- TEXT SEGMENT:
[ClusterLabs] stonith_admin timeouts

Mon Jun 22 08:21:20 UTC 2015

Hey first of all thank you for you answer

> Does 'fence_ipmilan ...' work when called manually from the command line?
>

Yes it does (off, on, status...)

[node1:~]# fence_ipmilan -v -p ******** -l fencer -L OPERATOR -P -a 1.1.1.1
-o status
Getting status of IPMI:1.1.1.1...Spawning: '/usr/bin/ipmitool -I lanplus -H
'1.1.1.1' -U 'fencer' -L 'OPERATOR' -P '[set]' -v chassis power status'...
Chassis power = On
Done

Looks like the same node is defined twice, instead of 'node3'.
>
Sorry because of that I mistyped the hostname just after I pasted
configuration

Configuration looks like this

<?xml version="1.0"?>
<cluster config_version="10" name="mycluster">
        <fence_daemon/>
        <clusternodes>
                <clusternode name="node1" nodeid="1">
                        <fence>
                                <method name="pcmk-redirect">
                                        <device action="off" name="pcmk"
port="node1"/>
                                </method>
                        </fence>
                </clusternode>
                <clusternode name="node2" nodeid="2">
                        <fence>
                                <method name="pcmk-redirect">
                                        <device action="off" name="pcmk"

- INFORMATION PROVIDED:
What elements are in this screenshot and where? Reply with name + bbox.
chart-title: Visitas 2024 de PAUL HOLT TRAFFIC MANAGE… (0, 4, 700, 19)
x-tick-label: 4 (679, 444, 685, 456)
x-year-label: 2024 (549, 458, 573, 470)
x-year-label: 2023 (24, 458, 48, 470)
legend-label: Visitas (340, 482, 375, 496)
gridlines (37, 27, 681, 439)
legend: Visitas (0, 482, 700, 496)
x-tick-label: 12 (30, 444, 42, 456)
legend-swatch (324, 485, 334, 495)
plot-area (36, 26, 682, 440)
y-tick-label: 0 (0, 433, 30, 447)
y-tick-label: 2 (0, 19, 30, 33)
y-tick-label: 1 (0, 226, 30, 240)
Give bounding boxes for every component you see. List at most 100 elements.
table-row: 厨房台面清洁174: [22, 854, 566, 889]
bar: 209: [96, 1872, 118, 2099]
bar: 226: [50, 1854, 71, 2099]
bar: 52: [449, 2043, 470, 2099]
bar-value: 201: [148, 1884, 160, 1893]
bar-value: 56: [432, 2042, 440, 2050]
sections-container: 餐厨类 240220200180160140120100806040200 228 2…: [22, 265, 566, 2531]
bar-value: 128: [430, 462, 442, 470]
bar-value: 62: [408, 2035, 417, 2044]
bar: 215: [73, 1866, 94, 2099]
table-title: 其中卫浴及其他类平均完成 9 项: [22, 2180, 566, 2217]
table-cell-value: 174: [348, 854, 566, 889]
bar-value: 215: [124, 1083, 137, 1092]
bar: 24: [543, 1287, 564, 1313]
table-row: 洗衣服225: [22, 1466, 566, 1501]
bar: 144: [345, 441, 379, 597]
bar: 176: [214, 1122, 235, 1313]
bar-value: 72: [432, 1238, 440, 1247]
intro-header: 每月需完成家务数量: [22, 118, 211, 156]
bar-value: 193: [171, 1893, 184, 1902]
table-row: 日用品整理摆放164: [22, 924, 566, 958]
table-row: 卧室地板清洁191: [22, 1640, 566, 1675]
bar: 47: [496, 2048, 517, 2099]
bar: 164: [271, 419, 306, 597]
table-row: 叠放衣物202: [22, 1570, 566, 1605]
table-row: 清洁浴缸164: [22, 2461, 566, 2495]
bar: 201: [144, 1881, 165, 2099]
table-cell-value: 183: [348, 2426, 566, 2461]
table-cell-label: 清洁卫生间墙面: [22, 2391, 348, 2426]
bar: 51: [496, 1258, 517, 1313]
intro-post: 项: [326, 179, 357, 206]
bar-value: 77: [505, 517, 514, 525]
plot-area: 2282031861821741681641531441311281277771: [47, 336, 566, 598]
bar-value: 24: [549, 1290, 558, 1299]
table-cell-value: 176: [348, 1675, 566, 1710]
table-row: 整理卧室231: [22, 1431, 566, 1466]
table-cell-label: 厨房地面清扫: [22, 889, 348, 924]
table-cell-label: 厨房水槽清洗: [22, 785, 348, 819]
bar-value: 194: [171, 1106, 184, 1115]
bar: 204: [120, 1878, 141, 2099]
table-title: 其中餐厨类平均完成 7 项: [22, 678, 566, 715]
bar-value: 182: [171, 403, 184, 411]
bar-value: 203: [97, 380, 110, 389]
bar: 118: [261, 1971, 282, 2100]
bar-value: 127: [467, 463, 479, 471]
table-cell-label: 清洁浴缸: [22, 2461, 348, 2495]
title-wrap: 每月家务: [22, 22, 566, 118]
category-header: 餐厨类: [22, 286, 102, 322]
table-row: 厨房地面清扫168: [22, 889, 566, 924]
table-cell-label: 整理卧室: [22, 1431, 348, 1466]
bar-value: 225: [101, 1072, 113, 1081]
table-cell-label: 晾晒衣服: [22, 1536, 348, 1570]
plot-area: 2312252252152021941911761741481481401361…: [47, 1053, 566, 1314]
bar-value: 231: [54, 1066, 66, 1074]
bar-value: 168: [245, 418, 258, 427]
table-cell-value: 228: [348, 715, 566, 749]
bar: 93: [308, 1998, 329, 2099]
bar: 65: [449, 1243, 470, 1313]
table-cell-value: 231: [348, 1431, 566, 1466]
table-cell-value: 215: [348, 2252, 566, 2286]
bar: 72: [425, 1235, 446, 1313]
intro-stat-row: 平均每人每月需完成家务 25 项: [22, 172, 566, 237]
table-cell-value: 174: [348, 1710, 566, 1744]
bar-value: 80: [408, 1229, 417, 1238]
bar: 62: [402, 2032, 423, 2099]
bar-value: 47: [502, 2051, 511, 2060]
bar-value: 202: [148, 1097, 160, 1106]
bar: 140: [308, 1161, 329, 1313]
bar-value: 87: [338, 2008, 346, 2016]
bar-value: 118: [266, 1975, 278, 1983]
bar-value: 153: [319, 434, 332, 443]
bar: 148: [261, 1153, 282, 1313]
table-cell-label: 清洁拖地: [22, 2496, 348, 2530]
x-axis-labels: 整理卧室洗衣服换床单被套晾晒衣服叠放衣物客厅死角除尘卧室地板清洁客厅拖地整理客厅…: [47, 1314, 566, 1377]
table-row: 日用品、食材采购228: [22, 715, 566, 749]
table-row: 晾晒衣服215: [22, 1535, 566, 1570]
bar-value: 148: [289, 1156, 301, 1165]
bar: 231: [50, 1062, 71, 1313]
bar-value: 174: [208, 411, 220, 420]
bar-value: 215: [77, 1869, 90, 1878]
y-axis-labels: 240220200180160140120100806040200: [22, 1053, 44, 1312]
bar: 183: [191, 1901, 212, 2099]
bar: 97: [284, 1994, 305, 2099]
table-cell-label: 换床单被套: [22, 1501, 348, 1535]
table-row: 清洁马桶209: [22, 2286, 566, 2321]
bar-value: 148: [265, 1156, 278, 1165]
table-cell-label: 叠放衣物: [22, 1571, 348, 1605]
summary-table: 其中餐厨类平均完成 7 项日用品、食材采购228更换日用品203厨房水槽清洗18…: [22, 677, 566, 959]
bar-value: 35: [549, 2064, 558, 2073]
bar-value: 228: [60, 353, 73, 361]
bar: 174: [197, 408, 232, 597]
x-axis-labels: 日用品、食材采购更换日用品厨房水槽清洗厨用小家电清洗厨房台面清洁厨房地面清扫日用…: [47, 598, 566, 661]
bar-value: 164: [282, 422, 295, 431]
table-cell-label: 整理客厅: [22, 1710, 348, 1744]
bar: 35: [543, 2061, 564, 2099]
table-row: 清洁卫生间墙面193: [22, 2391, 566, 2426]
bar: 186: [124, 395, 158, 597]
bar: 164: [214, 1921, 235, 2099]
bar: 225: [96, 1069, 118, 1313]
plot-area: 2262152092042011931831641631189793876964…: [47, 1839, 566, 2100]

- CHALLENGES:
1) In the stonith_admin timeouts thread, what chassis power state did the manual fence_ipmilan status check report?
2) List every command-line flag used in the fence_ipmilan command shown in the stonith_admin timeouts thread.
3) Write the next part of the stonith_admin timeouts thread, picking up after its last line.

- WRITTEN ANSWERS:
1) On

2) -v, -p, -l, -L, -P, -a, -o

3)
port="node2"/>
                                </method>
                        </fence>
                </clusternode>
                <clusternode name="node3" nodeid="3">
                        <fence>
                                <method name="pcmk-redirect">
                                        <device action="off" name="pcmk"
port="node3"/>
                                </method>
                        </fence>
                </clusternode>
        </clusternodes>
        <cman/>
        <fencedevices>
                <fencedevice agent="fence_pcmk" name="pcmk"/>
        </fencedevices>
        <rm>
                <failoverdomains/>
                <resources/>
        </rm>
        <logging debug="on"/>
        <quorumd interval="1" label="QuorumDisk"
status_file="/qdisk_status" tko="70"/>
        <totem token="108000"/>
</cluster>

Run 'fence_check' (this tests cman's fencing which is hooked into
> pacemaker's stonith).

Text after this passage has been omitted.